Return the records, each one exactly as written.

Material provided:

■ ■ ■ ■ ■

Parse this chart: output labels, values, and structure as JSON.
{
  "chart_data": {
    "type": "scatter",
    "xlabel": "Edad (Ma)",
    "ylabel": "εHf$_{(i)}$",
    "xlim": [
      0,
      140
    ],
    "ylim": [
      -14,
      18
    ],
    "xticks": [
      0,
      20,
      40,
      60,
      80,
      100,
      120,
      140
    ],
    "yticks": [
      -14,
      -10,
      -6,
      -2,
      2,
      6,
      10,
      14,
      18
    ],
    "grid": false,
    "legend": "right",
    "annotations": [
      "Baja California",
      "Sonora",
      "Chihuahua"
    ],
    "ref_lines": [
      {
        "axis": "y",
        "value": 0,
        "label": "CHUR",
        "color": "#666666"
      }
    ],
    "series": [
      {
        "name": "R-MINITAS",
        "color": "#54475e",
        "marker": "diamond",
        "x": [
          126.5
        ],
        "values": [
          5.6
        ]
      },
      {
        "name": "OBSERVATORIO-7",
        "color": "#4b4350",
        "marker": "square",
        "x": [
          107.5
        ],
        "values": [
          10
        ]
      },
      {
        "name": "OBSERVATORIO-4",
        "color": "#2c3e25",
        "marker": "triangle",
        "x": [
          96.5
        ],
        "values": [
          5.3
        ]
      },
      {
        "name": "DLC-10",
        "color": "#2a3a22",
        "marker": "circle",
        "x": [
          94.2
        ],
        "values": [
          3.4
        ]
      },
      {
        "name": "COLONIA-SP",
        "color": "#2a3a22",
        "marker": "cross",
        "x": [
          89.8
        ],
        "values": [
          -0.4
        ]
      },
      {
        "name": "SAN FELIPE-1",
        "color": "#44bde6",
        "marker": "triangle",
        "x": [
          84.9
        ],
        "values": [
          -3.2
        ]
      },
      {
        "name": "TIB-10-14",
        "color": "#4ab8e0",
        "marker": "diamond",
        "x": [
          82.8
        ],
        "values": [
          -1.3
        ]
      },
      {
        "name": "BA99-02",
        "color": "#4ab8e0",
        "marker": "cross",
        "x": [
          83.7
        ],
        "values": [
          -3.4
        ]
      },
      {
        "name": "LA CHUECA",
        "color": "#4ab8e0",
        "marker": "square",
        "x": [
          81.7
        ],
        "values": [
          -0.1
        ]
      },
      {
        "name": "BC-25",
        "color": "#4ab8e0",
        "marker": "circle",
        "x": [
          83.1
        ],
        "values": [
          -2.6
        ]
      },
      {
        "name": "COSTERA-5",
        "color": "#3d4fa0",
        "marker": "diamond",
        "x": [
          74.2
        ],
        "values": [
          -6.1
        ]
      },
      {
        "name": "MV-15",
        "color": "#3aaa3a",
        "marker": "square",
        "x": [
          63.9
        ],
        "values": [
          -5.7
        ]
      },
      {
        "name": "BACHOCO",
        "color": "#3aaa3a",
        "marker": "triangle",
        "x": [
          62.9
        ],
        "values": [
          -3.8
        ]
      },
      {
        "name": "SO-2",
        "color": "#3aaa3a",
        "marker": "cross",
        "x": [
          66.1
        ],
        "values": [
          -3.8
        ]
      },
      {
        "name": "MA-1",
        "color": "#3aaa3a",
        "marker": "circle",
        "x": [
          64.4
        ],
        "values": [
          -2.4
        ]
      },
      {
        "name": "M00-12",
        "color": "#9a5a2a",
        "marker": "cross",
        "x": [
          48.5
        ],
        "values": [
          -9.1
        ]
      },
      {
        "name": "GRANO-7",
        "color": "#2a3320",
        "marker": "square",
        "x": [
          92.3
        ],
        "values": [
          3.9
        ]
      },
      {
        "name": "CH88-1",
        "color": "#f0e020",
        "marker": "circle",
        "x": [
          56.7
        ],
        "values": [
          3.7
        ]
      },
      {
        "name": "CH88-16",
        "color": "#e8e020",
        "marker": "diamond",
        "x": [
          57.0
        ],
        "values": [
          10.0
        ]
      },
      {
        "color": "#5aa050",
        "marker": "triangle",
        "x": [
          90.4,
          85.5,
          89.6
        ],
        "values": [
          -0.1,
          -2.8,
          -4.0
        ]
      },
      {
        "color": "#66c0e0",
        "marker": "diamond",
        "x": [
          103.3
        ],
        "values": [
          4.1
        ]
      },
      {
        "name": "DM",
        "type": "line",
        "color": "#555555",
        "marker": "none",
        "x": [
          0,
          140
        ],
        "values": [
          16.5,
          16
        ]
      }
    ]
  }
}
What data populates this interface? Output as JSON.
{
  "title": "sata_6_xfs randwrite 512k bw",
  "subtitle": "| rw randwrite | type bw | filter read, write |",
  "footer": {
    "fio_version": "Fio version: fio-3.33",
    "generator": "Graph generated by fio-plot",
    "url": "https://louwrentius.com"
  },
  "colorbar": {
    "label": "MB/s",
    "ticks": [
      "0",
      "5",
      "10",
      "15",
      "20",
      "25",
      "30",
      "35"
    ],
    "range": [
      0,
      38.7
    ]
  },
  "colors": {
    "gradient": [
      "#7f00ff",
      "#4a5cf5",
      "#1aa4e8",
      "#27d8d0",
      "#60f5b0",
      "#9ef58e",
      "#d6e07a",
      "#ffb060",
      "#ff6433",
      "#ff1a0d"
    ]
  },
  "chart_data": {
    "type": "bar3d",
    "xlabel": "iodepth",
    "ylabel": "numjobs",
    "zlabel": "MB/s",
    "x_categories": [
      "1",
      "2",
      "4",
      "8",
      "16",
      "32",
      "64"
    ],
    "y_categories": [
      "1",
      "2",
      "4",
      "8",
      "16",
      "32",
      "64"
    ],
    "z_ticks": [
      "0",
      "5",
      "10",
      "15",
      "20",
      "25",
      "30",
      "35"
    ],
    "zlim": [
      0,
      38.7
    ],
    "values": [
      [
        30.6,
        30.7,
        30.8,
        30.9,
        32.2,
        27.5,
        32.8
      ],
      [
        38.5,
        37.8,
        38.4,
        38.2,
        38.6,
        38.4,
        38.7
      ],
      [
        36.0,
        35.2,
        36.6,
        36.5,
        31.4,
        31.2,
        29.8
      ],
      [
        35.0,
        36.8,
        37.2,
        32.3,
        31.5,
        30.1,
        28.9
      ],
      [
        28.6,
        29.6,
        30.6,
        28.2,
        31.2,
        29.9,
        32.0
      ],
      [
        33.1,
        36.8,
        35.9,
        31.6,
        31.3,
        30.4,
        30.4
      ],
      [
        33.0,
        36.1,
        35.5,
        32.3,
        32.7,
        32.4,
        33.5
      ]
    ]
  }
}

■ ■ ■ ■ ■

Complete answer:
Parse this chart: output labels, values, and structure as JSON.
{
  "chart_data": {
    "type": "scatter",
    "xlabel": "Edad (Ma)",
    "ylabel": "εHf$_{(i)}$",
    "xlim": [
      0,
      140
    ],
    "ylim": [
      -14,
      18
    ],
    "xticks": [
      0,
      20,
      40,
      60,
      80,
      100,
      120,
      140
    ],
    "yticks": [
      -14,
      -10,
      -6,
      -2,
      2,
      6,
      10,
      14,
      18
    ],
    "grid": false,
    "legend": "right",
    "annotations": [
      "Baja California",
      "Sonora",
      "Chihuahua"
    ],
    "ref_lines": [
      {
        "axis": "y",
        "value": 0,
        "label": "CHUR",
        "color": "#666666"
      }
    ],
    "series": [
      {
        "name": "R-MINITAS",
        "color": "#54475e",
        "marker": "diamond",
        "x": [
          126.5
        ],
        "values": [
          5.6
        ]
      },
      {
        "name": "OBSERVATORIO-7",
        "color": "#4b4350",
        "marker": "square",
        "x": [
          107.5
        ],
        "values": [
          10
        ]
      },
      {
        "name": "OBSERVATORIO-4",
        "color": "#2c3e25",
        "marker": "triangle",
        "x": [
          96.5
        ],
        "values": [
          5.3
        ]
      },
      {
        "name": "DLC-10",
        "color": "#2a3a22",
        "marker": "circle",
        "x": [
          94.2
        ],
        "values": [
          3.4
        ]
      },
      {
        "name": "COLONIA-SP",
        "color": "#2a3a22",
        "marker": "cross",
        "x": [
          89.8
        ],
        "values": [
          -0.4
        ]
      },
      {
        "name": "SAN FELIPE-1",
        "color": "#44bde6",
        "marker": "triangle",
        "x": [
          84.9
        ],
        "values": [
          -3.2
        ]
      },
      {
        "name": "TIB-10-14",
        "color": "#4ab8e0",
        "marker": "diamond",
        "x": [
          82.8
        ],
        "values": [
          -1.3
        ]
      },
      {
        "name": "BA99-02",
        "color": "#4ab8e0",
        "marker": "cross",
        "x": [
          83.7
        ],
        "values": [
          -3.4
        ]
      },
      {
        "name": "LA CHUECA",
        "color": "#4ab8e0",
        "marker": "square",
        "x": [
          81.7
        ],
        "values": [
          -0.1
        ]
      },
      {
        "name": "BC-25",
        "color": "#4ab8e0",
        "marker": "circle",
        "x": [
          83.1
        ],
        "values": [
          -2.6
        ]
      },
      {
        "name": "COSTERA-5",
        "color": "#3d4fa0",
        "marker": "diamond",
        "x": [
          74.2
        ],
        "values": [
          -6.1
        ]
      },
      {
        "name": "MV-15",
        "color": "#3aaa3a",
        "marker": "square",
        "x": [
          63.9
        ],
        "values": [
          -5.7
        ]
      },
      {
        "name": "BACHOCO",
        "color": "#3aaa3a",
        "marker": "triangle",
        "x": [
          62.9
        ],
        "values": [
          -3.8
        ]
      },
      {
        "name": "SO-2",
        "color": "#3aaa3a",
        "marker": "cross",
        "x": [
          66.1
        ],
        "values": [
          -3.8
        ]
      },
      {
        "name": "MA-1",
        "color": "#3aaa3a",
        "marker": "circle",
        "x": [
          64.4
        ],
        "values": [
          -2.4
        ]
      },
      {
        "name": "M00-12",
        "color": "#9a5a2a",
        "marker": "cross",
        "x": [
          48.5
        ],
        "values": [
          -9.1
        ]
      },
      {
        "name": "GRANO-7",
        "color": "#2a3320",
        "marker": "square",
        "x": [
          92.3
        ],
        "values": [
          3.9
        ]
      },
      {
        "name": "CH88-1",
        "color": "#f0e020",
        "marker": "circle",
        "x": [
          56.7
        ],
        "values": [
          3.7
        ]
      },
      {
        "name": "CH88-16",
        "color": "#e8e020",
        "marker": "diamond",
        "x": [
          57.0
        ],
        "values": [
          10.0
        ]
      },
      {
        "color": "#5aa050",
        "marker": "triangle",
        "x": [
          90.4,
          85.5,
          89.6
        ],
        "values": [
          -0.1,
          -2.8,
          -4.0
        ]
      },
      {
        "color": "#66c0e0",
        "marker": "diamond",
        "x": [
          103.3
        ],
        "values": [
          4.1
        ]
      },
      {
        "name": "DM",
        "type": "line",
        "color": "#555555",
        "marker": "none",
        "x": [
          0,
          140
        ],
        "values": [
          16.5,
          16
        ]
      }
    ]
  }
}
What data populates this interface? Output as JSON.
{
  "title": "sata_6_xfs randwrite 512k bw",
  "subtitle": "| rw randwrite | type bw | filter read, write |",
  "footer": {
    "fio_version": "Fio version: fio-3.33",
    "generator": "Graph generated by fio-plot",
    "url": "https://louwrentius.com"
  },
  "colorbar": {
    "label": "MB/s",
    "ticks": [
      "0",
      "5",
      "10",
      "15",
      "20",
      "25",
      "30",
      "35"
    ],
    "range": [
      0,
      38.7
    ]
  },
  "colors": {
    "gradient": [
      "#7f00ff",
      "#4a5cf5",
      "#1aa4e8",
      "#27d8d0",
      "#60f5b0",
      "#9ef58e",
      "#d6e07a",
      "#ffb060",
      "#ff6433",
      "#ff1a0d"
    ]
  },
  "chart_data": {
    "type": "bar3d",
    "xlabel": "iodepth",
    "ylabel": "numjobs",
    "zlabel": "MB/s",
    "x_categories": [
      "1",
      "2",
      "4",
      "8",
      "16",
      "32",
      "64"
    ],
    "y_categories": [
      "1",
      "2",
      "4",
      "8",
      "16",
      "32",
      "64"
    ],
    "z_ticks": [
      "0",
      "5",
      "10",
      "15",
      "20",
      "25",
      "30",
      "35"
    ],
    "zlim": [
      0,
      38.7
    ],
    "values": [
      [
        30.6,
        30.7,
        30.8,
        30.9,
        32.2,
        27.5,
        32.8
      ],
      [
        38.5,
        37.8,
        38.4,
        38.2,
        38.6,
        38.4,
        38.7
      ],
      [
        36.0,
        35.2,
        36.6,
        36.5,
        31.4,
        31.2,
        29.8
      ],
      [
        35.0,
        36.8,
        37.2,
        32.3,
        31.5,
        30.1,
        28.9
      ],
      [
        28.6,
        29.6,
        30.6,
        28.2,
        31.2,
        29.9,
        32.0
      ],
      [
        33.1,
        36.8,
        35.9,
        31.6,
        31.3,
        30.4,
        30.4
      ],
      [
        33.0,
        36.1,
        35.5,
        32.3,
        32.7,
        32.4,
        33.5
      ]
    ]
  }
}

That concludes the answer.